>> Begin

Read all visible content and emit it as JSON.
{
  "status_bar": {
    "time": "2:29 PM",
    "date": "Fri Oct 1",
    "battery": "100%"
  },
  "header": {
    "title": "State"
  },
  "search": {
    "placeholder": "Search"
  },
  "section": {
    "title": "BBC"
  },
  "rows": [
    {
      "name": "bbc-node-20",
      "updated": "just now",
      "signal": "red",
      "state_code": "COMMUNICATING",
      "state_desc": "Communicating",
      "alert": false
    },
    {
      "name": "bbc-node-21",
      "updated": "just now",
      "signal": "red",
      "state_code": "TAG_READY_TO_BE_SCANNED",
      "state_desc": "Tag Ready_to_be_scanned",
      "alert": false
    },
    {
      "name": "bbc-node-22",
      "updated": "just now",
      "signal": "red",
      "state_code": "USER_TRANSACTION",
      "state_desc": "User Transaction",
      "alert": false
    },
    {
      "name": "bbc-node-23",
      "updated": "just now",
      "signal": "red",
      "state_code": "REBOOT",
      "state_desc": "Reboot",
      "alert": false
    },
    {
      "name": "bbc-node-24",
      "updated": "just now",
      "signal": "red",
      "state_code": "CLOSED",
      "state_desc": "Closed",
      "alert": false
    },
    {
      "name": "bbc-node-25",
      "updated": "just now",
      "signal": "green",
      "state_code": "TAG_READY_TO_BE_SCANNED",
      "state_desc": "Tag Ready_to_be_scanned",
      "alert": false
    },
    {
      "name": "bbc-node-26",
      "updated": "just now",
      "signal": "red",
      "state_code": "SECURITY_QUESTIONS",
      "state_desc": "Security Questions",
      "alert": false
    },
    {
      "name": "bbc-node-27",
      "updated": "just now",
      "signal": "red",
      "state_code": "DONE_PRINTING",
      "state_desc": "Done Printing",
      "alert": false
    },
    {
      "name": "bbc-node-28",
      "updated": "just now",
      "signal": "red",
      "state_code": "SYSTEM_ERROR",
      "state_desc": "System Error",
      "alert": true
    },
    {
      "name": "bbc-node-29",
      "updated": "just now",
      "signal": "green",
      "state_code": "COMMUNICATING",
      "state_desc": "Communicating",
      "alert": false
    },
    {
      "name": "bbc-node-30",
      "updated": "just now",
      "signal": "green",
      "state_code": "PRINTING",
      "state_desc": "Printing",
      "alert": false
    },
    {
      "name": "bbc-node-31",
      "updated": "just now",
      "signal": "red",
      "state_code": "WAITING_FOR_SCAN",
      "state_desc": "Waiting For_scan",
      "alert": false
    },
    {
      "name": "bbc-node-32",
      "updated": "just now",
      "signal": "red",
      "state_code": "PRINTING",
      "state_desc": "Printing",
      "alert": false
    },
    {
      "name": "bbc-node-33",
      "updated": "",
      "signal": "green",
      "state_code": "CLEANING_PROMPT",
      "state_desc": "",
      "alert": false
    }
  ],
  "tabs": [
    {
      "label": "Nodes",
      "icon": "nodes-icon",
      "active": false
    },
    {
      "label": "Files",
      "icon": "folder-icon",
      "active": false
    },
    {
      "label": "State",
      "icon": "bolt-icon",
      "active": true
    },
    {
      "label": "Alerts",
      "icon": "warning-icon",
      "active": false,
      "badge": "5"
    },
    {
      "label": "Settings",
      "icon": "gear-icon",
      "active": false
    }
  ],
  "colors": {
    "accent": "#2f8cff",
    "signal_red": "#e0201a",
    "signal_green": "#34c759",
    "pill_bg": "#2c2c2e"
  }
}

>> End

# What the task asks:
Reproduce the listing above verbatim, from first line to last.

# Response:
Read all visible content and emit it as JSON.
{
  "status_bar": {
    "time": "2:29 PM",
    "date": "Fri Oct 1",
    "battery": "100%"
  },
  "header": {
    "title": "State"
  },
  "search": {
    "placeholder": "Search"
  },
  "section": {
    "title": "BBC"
  },
  "rows": [
    {
      "name": "bbc-node-20",
      "updated": "just now",
      "signal": "red",
      "state_code": "COMMUNICATING",
      "state_desc": "Communicating",
      "alert": false
    },
    {
      "name": "bbc-node-21",
      "updated": "just now",
      "signal": "red",
      "state_code": "TAG_READY_TO_BE_SCANNED",
      "state_desc": "Tag Ready_to_be_scanned",
      "alert": false
    },
    {
      "name": "bbc-node-22",
      "updated": "just now",
      "signal": "red",
      "state_code": "USER_TRANSACTION",
      "state_desc": "User Transaction",
      "alert": false
    },
    {
      "name": "bbc-node-23",
      "updated": "just now",
      "signal": "red",
      "state_code": "REBOOT",
      "state_desc": "Reboot",
      "alert": false
    },
    {
      "name": "bbc-node-24",
      "updated": "just now",
      "signal": "red",
      "state_code": "CLOSED",
      "state_desc": "Closed",
      "alert": false
    },
    {
      "name": "bbc-node-25",
      "updated": "just now",
      "signal": "green",
      "state_code": "TAG_READY_TO_BE_SCANNED",
      "state_desc": "Tag Ready_to_be_scanned",
      "alert": false
    },
    {
      "name": "bbc-node-26",
      "updated": "just now",
      "signal": "red",
      "state_code": "SECURITY_QUESTIONS",
      "state_desc": "Security Questions",
      "alert": false
    },
    {
      "name": "bbc-node-27",
      "updated": "just now",
      "signal": "red",
      "state_code": "DONE_PRINTING",
      "state_desc": "Done Printing",
      "alert": false
    },
    {
      "name": "bbc-node-28",
      "updated": "just now",
      "signal": "red",
      "state_code": "SYSTEM_ERROR",
      "state_desc": "System Error",
      "alert": true
    },
    {
      "name": "bbc-node-29",
      "updated": "just now",
      "signal": "green",
      "state_code": "COMMUNICATING",
      "state_desc": "Communicating",
      "alert": false
    },
    {
      "name": "bbc-node-30",
      "updated": "just now",
      "signal": "green",
      "state_code": "PRINTING",
      "state_desc": "Printing",
      "alert": false
    },
    {
      "name": "bbc-node-31",
      "updated": "just now",
      "signal": "red",
      "state_code": "WAITING_FOR_SCAN",
      "state_desc": "Waiting For_scan",
      "alert": false
    },
    {
      "name": "bbc-node-32",
      "updated": "just now",
      "signal": "red",
      "state_code": "PRINTING",
      "state_desc": "Printing",
      "alert": false
    },
    {
      "name": "bbc-node-33",
      "updated": "",
      "signal": "green",
      "state_code": "CLEANING_PROMPT",
      "state_desc": "",
      "alert": false
    }
  ],
  "tabs": [
    {
      "label": "Nodes",
      "icon": "nodes-icon",
      "active": false
    },
    {
      "label": "Files",
      "icon": "folder-icon",
      "active": false
    },
    {
      "label": "State",
      "icon": "bolt-icon",
      "active": true
    },
    {
      "label": "Alerts",
      "icon": "warning-icon",
      "active": false,
      "badge": "5"
    },
    {
      "label": "Settings",
      "icon": "gear-icon",
      "active": false
    }
  ],
  "colors": {
    "accent": "#2f8cff",
    "signal_red": "#e0201a",
    "signal_green": "#34c759",
    "pill_bg": "#2c2c2e"
  }
}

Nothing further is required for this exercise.